Exercise: Copy every line of the records below where the word "anewinther" occurs.

Information provided:
***
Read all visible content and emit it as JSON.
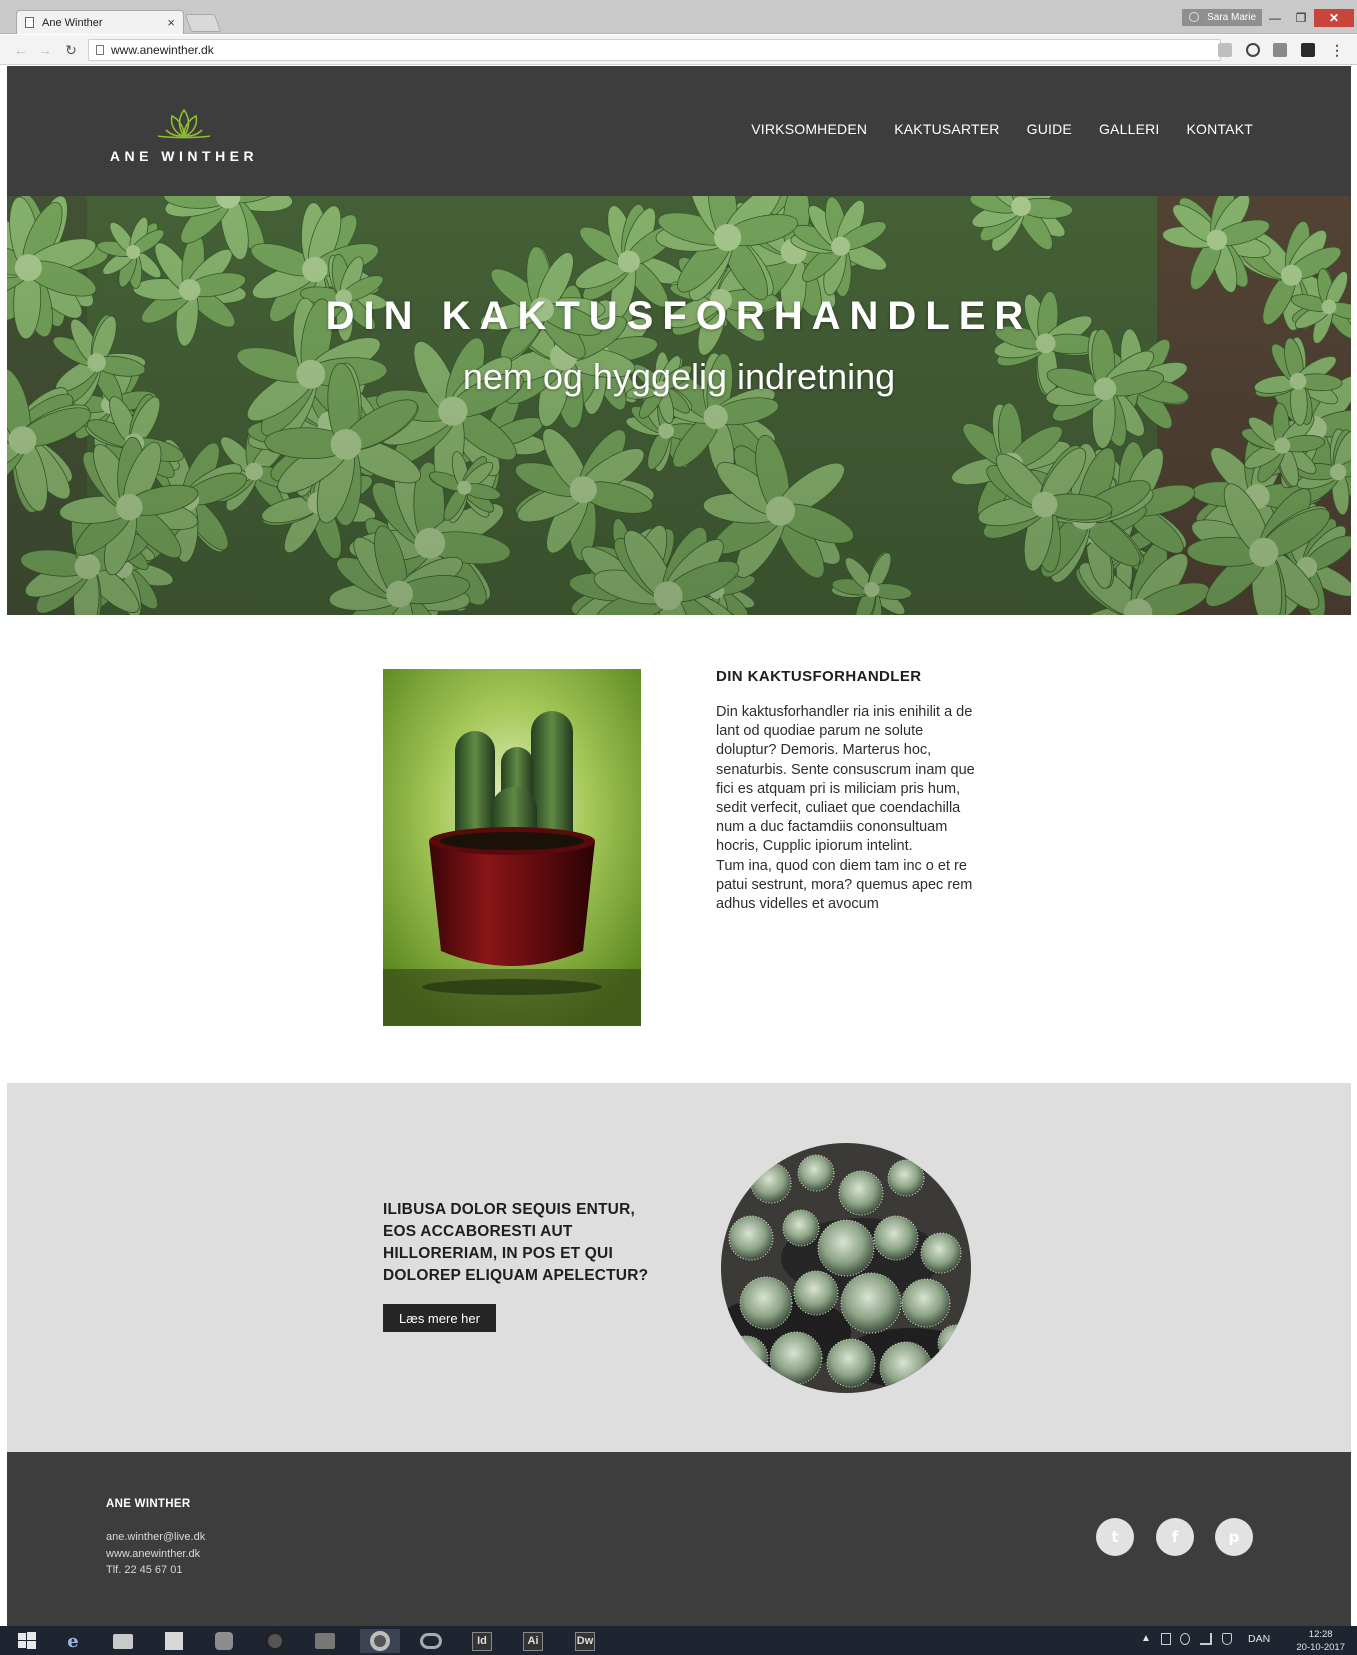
{
  "browser": {
    "tab_title": "Ane Winther",
    "tab_close": "×",
    "profile_name": "Sara Marie",
    "url": "www.anewinther.dk",
    "window_controls": {
      "minimize": "—",
      "maximize": "❐",
      "close": "✕"
    },
    "nav_icons": {
      "back": "←",
      "forward": "→",
      "reload": "↻",
      "menu": "⋮"
    }
  },
  "site": {
    "logo_text": "ANE WINTHER",
    "nav": [
      "VIRKSOMHEDEN",
      "KAKTUSARTER",
      "GUIDE",
      "GALLERI",
      "KONTAKT"
    ],
    "hero": {
      "title": "DIN KAKTUSFORHANDLER",
      "subtitle": "nem og hyggelig indretning"
    },
    "intro": {
      "heading": "DIN KAKTUSFORHANDLER",
      "paragraph_1": "Din kaktusforhandler ria inis enihilit a de lant od quodiae parum ne solute doluptur? Demoris. Marterus hoc, senaturbis. Sente consuscrum inam que fici es atquam pri is miliciam pris hum, sedit verfecit, culiaet que coendachilla num a duc factamdiis cononsultuam hocris, Cupplic ipiorum intelint.",
      "paragraph_2": "Tum ina, quod con diem tam inc o et re patui sestrunt, mora? quemus apec rem adhus videlles et avocum"
    },
    "feature": {
      "heading": "ILIBUSA DOLOR SEQUIS ENTUR, EOS ACCABORESTI AUT HILLORERIAM, IN POS ET QUI DOLOREP ELIQUAM APELECTUR?",
      "button_label": "Læs mere her"
    },
    "footer": {
      "brand": "ANE WINTHER",
      "email": "ane.winther@live.dk",
      "website": "www.anewinther.dk",
      "phone": "Tlf. 22 45 67 01",
      "social": [
        {
          "name": "twitter-icon",
          "glyph": "t"
        },
        {
          "name": "facebook-icon",
          "glyph": "f"
        },
        {
          "name": "pinterest-icon",
          "glyph": "p"
        }
      ]
    },
    "colors": {
      "header_bg": "#3d3d3d",
      "feature_bg": "#dedede",
      "logo_accent": "#8fbf2b",
      "button_bg": "#262626"
    }
  },
  "taskbar": {
    "apps": [
      "Id",
      "Ai",
      "Dw"
    ],
    "language": "DAN",
    "time": "12:28",
    "date": "20-10-2017"
  }
}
***
Solution below:
    "url": "www.anewinther.dk",
      "website": "www.anewinther.dk",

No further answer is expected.